— Start —

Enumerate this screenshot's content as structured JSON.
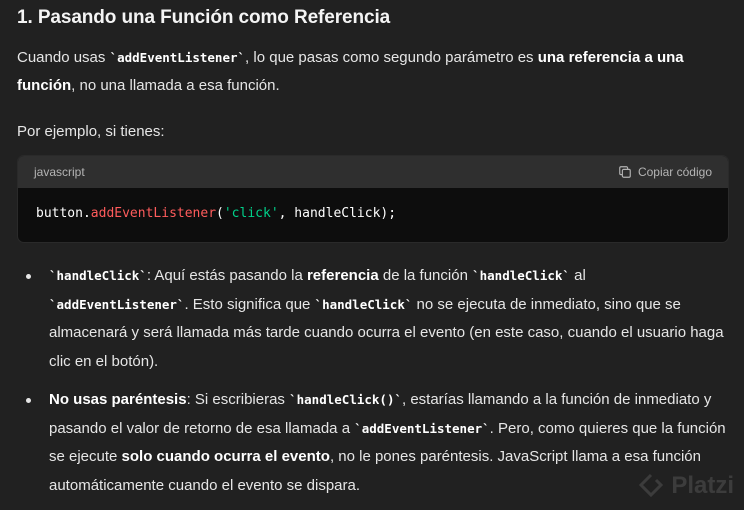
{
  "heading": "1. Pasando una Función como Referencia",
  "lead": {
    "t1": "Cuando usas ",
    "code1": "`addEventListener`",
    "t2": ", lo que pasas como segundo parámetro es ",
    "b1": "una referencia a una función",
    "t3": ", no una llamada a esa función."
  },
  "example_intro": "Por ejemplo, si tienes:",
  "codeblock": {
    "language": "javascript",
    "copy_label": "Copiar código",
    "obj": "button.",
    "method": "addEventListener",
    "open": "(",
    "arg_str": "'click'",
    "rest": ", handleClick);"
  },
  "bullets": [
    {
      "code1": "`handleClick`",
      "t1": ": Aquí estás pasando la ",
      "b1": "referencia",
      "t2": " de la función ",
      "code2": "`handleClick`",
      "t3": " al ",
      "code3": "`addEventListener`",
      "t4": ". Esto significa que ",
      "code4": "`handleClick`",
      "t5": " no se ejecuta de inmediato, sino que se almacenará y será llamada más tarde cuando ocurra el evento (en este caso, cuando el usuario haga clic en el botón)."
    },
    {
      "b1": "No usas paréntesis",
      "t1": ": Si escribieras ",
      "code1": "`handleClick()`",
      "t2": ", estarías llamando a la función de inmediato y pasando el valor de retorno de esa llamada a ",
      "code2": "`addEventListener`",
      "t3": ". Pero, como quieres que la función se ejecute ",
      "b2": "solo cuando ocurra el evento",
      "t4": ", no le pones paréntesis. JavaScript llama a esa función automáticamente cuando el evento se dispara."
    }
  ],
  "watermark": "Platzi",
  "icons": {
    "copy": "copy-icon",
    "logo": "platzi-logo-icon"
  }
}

— End —

◆ **YOUR OBJECTIVE**: Reproduce the data above in full, exactly as it is, with the pictures left out.

◆ **EXERCISE RESULT**:
Enumerate this screenshot's content as structured JSON.
{
  "heading": "1. Pasando una Función como Referencia",
  "lead": {
    "t1": "Cuando usas ",
    "code1": "`addEventListener`",
    "t2": ", lo que pasas como segundo parámetro es ",
    "b1": "una referencia a una función",
    "t3": ", no una llamada a esa función."
  },
  "example_intro": "Por ejemplo, si tienes:",
  "codeblock": {
    "language": "javascript",
    "copy_label": "Copiar código",
    "obj": "button.",
    "method": "addEventListener",
    "open": "(",
    "arg_str": "'click'",
    "rest": ", handleClick);"
  },
  "bullets": [
    {
      "code1": "`handleClick`",
      "t1": ": Aquí estás pasando la ",
      "b1": "referencia",
      "t2": " de la función ",
      "code2": "`handleClick`",
      "t3": " al ",
      "code3": "`addEventListener`",
      "t4": ". Esto significa que ",
      "code4": "`handleClick`",
      "t5": " no se ejecuta de inmediato, sino que se almacenará y será llamada más tarde cuando ocurra el evento (en este caso, cuando el usuario haga clic en el botón)."
    },
    {
      "b1": "No usas paréntesis",
      "t1": ": Si escribieras ",
      "code1": "`handleClick()`",
      "t2": ", estarías llamando a la función de inmediato y pasando el valor de retorno de esa llamada a ",
      "code2": "`addEventListener`",
      "t3": ". Pero, como quieres que la función se ejecute ",
      "b2": "solo cuando ocurra el evento",
      "t4": ", no le pones paréntesis. JavaScript llama a esa función automáticamente cuando el evento se dispara."
    }
  ],
  "watermark": "Platzi",
  "icons": {
    "copy": "copy-icon",
    "logo": "platzi-logo-icon"
  }
}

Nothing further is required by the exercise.